:: DATASET EXTRACT
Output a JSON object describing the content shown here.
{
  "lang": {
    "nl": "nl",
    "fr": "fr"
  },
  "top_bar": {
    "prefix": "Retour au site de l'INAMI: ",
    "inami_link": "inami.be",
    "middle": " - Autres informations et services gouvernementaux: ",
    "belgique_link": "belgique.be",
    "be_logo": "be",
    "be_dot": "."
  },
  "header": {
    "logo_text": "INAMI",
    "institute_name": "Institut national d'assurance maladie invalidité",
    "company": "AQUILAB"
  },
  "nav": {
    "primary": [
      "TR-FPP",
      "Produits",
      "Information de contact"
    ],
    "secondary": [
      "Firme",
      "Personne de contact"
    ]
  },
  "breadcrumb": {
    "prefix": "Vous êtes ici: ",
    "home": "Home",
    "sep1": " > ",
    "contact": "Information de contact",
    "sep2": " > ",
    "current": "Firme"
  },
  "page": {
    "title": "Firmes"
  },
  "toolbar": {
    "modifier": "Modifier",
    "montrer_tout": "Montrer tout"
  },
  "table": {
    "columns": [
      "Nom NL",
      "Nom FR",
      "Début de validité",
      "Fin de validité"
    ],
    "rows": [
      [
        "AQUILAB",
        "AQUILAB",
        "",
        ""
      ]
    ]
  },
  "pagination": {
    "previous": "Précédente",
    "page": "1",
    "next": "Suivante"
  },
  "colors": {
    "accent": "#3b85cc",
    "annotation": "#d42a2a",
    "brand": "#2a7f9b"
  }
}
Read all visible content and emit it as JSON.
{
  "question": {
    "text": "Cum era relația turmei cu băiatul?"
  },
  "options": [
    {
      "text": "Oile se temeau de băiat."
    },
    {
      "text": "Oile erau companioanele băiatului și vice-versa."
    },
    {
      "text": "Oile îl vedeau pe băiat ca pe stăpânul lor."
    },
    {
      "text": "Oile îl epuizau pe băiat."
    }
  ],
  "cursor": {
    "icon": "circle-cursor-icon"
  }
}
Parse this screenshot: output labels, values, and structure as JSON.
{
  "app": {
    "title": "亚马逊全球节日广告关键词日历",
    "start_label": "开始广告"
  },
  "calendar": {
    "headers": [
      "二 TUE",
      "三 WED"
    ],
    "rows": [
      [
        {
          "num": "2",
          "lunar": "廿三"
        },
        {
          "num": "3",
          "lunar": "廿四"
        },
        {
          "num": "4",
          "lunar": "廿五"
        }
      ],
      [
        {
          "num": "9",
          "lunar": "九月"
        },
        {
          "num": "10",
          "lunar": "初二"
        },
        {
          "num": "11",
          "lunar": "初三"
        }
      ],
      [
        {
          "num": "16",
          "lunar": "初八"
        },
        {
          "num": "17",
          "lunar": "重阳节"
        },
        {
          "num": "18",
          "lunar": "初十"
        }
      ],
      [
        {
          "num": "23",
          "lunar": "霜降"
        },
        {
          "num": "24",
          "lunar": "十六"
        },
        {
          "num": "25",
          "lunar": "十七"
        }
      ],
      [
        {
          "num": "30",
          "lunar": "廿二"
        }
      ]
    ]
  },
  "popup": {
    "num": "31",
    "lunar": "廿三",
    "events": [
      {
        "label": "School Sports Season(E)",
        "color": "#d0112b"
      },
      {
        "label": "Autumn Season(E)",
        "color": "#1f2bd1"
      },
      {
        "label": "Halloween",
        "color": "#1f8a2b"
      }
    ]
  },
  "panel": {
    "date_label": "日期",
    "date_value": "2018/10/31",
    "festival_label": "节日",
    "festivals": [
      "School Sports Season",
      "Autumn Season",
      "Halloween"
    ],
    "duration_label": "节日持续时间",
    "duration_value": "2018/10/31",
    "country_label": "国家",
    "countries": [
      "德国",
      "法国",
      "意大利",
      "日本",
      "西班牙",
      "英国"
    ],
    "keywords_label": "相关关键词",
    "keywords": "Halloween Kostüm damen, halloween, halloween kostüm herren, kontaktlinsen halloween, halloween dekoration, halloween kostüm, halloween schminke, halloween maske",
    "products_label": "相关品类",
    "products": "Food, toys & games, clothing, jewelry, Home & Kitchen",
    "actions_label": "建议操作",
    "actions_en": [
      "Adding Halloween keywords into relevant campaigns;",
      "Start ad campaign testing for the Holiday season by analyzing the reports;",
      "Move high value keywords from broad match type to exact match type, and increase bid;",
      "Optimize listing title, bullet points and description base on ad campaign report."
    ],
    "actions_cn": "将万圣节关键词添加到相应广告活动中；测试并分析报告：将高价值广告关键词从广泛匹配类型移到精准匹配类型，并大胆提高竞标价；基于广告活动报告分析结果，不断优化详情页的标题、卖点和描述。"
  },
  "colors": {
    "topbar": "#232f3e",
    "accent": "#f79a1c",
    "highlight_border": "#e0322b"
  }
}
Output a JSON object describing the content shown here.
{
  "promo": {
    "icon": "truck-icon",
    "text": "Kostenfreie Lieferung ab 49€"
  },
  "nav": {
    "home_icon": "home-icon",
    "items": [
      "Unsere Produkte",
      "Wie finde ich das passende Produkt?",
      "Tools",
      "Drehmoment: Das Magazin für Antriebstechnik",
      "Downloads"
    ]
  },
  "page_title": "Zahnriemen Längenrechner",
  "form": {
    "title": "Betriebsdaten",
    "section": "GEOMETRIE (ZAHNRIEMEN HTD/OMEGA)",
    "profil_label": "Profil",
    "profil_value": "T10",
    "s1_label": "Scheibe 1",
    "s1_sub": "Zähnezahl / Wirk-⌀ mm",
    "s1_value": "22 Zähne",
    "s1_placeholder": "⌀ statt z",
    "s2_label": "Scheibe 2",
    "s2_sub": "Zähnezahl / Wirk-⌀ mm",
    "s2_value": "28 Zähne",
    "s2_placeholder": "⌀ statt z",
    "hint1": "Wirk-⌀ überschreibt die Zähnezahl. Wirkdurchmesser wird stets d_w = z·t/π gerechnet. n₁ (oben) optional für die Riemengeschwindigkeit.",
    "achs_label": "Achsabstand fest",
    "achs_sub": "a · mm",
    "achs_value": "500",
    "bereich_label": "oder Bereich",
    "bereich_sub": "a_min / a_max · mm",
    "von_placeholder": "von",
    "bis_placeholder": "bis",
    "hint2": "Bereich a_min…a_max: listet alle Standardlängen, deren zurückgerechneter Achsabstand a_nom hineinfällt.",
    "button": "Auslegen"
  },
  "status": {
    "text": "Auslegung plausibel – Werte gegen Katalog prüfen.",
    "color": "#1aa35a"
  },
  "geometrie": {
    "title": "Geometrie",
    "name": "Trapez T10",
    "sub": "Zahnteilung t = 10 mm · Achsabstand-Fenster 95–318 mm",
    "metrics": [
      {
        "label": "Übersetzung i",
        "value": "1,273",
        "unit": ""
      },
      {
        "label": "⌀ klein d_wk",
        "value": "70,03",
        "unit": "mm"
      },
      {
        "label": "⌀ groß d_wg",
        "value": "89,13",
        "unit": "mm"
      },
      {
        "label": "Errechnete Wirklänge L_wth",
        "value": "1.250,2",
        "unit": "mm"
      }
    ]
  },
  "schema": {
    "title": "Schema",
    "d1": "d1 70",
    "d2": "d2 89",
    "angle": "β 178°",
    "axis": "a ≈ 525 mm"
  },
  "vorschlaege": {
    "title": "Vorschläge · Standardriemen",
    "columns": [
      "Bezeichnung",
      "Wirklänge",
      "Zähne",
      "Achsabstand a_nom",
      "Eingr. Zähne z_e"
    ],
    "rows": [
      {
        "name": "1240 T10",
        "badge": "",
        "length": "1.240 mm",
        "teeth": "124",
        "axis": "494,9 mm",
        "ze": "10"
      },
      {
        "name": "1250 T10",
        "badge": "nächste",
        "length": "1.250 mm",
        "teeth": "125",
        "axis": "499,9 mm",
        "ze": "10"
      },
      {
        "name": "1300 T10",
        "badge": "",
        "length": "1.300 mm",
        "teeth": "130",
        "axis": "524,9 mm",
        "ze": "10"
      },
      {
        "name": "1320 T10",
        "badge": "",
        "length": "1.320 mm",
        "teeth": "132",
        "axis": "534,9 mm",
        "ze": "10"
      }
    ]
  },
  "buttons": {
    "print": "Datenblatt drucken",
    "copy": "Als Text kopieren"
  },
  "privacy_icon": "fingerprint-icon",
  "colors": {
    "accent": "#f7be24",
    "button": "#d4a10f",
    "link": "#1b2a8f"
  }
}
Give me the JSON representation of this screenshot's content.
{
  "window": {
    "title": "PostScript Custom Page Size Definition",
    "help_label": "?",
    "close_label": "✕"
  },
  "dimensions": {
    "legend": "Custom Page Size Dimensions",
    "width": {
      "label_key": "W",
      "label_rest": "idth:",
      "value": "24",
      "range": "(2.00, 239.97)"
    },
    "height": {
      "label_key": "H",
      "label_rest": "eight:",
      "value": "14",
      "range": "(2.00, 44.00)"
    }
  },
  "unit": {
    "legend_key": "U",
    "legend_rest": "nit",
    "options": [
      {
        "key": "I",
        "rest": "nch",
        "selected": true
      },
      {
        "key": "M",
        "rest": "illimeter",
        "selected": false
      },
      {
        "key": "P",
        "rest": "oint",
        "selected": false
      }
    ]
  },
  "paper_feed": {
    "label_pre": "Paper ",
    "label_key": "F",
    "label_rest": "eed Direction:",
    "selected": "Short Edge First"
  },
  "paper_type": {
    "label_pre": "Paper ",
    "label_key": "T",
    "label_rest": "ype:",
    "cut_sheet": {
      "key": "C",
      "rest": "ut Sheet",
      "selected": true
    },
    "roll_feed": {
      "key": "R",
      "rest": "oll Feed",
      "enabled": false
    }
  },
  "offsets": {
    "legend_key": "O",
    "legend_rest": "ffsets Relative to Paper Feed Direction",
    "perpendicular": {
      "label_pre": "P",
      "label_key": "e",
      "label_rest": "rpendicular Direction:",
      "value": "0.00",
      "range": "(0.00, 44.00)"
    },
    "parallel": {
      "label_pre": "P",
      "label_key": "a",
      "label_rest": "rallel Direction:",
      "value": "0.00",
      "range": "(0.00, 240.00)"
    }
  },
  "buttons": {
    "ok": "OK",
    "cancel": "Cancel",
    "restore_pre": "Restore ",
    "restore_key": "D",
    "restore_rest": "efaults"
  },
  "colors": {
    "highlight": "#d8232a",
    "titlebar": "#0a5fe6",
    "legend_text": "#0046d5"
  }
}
::::
▶ [DIRECTIONS]
List every line above that contains the word "teeth".

▶ [SOLUTION FOR THIS EXERCISE]
        "teeth": "124",
        "teeth": "125",
        "teeth": "130",
        "teeth": "132",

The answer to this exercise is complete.